* **EXCERPTED TEXT**

[Reader-list] Sketches of Palestine

rehan ansari rehanhasanansari at yahoo.com
Wed Apr 3 13:45:59 IST 2002


Sometimes I wish I could tell stories through a comic
book, like Joe Sacco. A page of a comic is a couple of
panels of pictures, each worth a thousand words.
Easier said than done. When I came across his comic
series called Palestine, the first thing I did was
give up on my drawing classes.

I was living in Portland, Oregon, which was my first
and only experience of living in the northwest of the
United States. It was also my first and only
experience of living in a city where the news of the
world seemed delusional. The news from Europe, Asia
and Africa, of Bosnia, Israel and Rwanda, which made
headlines that year, seemed irrelevant in that city
with the best coffee, chocolate cakes, the largest
park of any city in the world (Portland has a
rainforest for a park!), the oldest naturopathic
medicine teaching institute in the US, and bakeries
set up by ex-lawyers who have fled living in Chicago
and New York.

In that city, where it seemed modern problems had
solutions that were staring me in the face I came
across Palestine. 

Joe Sacco, born in Malta, living in Portland, spent
two months living, writing and drawing in the Occupied
Territories in the winter of 1991-2, the time of the
first intifada. Presently, 10 years later, his nine
comic book series have come out in one volume
(www.fantagraphics.com), with an introductory essay by
Edward Said. 

Joe shows his journey through his drawings. He begins
from living in Jerusalem and taking taxis spending
afternoons in Hebron, Ramallah and Nablus. In
Jerusalem he meets a young Jewish-American who is in
Israel to discover his roots, in Nablus he draws a
crowd of curious onlookers and among them someone
rolls up his sleeve to show a live ammunition bullet
wound, someone else has on his hairline the scar made
by a plastic bullet.

Whenever Joe encounters the intifada: a demonstration,
stone throwing, jeeps of soldiers pulling in he jumps
into a taxi and exits the scene. By the evening, he
lets off steam in a nightclub in the New City in
Jerusalem. This is Joe at the beginning of his
journey.

* **EXERCISE OBJECTIVE**
List each thing that the Palestine sketches post says Portland has. The data that follows has no connection to the text.

* **SOURCE MATERIAL**
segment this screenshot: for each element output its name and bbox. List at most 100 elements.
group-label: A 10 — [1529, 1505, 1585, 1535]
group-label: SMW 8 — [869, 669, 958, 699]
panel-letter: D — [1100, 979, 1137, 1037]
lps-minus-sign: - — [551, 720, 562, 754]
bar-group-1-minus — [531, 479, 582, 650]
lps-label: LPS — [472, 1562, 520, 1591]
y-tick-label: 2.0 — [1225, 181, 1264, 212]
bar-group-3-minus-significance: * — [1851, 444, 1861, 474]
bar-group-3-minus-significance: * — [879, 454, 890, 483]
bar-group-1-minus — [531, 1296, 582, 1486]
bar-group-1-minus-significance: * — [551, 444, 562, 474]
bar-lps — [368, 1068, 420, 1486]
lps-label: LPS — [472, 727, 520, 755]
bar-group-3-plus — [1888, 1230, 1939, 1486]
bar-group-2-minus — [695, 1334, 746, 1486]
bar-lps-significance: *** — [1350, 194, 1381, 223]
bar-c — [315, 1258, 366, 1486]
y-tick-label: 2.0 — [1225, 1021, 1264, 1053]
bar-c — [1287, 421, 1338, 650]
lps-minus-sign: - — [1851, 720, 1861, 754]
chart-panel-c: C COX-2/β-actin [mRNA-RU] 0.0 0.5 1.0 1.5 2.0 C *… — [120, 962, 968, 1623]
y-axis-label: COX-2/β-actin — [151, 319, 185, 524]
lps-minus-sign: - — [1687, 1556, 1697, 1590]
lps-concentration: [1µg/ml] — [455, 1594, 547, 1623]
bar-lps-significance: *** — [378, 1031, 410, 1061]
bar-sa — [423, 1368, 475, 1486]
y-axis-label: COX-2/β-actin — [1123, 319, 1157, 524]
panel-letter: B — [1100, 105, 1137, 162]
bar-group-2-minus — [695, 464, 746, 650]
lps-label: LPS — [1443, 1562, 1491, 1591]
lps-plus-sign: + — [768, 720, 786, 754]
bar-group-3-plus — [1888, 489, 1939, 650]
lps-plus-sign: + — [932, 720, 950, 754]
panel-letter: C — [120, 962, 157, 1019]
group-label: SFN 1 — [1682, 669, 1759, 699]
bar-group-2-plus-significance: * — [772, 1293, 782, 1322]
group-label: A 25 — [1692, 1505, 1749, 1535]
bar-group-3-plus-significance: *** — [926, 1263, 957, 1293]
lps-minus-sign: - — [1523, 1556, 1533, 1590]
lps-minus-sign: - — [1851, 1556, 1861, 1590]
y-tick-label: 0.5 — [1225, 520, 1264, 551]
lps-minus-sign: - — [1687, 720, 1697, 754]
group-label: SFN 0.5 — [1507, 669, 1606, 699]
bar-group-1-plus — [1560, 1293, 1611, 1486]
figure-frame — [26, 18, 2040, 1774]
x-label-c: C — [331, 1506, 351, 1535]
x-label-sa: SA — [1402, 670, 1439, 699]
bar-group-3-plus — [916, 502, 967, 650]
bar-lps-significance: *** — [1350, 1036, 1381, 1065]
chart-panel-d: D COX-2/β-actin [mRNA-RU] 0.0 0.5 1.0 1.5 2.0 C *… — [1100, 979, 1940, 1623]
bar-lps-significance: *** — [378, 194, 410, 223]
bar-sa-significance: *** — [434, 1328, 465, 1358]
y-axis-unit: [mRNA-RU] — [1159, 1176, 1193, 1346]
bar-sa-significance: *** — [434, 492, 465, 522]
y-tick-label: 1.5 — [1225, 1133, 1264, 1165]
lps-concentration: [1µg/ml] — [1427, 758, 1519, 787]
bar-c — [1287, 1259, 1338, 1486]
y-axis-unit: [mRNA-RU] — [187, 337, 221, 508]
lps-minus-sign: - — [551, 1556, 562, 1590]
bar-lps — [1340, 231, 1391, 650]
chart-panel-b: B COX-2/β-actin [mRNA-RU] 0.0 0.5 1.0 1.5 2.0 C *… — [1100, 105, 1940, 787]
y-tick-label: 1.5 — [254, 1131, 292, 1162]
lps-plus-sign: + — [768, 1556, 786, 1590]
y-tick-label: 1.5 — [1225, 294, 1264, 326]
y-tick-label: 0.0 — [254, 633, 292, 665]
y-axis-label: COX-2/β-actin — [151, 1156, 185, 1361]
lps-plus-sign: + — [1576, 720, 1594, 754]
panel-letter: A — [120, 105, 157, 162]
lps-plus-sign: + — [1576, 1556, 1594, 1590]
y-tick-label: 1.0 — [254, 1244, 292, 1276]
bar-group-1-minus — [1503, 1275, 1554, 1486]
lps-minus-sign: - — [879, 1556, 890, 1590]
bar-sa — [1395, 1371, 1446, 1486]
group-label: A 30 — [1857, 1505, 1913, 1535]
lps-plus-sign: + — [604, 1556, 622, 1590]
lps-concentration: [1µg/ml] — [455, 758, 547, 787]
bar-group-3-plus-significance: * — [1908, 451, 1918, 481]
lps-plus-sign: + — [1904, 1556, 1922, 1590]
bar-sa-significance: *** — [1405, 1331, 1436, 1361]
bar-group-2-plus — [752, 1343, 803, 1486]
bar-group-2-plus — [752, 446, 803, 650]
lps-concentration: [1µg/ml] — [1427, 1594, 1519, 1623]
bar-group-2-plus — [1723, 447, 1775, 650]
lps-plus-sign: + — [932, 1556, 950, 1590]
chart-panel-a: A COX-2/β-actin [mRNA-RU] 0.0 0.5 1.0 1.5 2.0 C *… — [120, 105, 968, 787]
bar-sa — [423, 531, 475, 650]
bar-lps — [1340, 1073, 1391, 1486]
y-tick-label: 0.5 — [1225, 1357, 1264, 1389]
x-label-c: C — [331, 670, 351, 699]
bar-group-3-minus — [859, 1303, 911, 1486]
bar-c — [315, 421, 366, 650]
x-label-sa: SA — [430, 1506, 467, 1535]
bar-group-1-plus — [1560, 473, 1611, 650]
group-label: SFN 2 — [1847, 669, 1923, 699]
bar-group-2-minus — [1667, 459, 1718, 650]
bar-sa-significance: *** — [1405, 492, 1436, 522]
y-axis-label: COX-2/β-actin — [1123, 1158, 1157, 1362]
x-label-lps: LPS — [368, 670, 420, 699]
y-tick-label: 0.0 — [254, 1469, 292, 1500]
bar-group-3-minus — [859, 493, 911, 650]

* **SOLUTION BELOW**
- The best coffee
- Chocolate cakes
- The largest park of any city in the world, a rainforest
- The oldest naturopathic medicine teaching institute in the US
- Bakeries set up by ex-lawyers who have fled living in Chicago and New York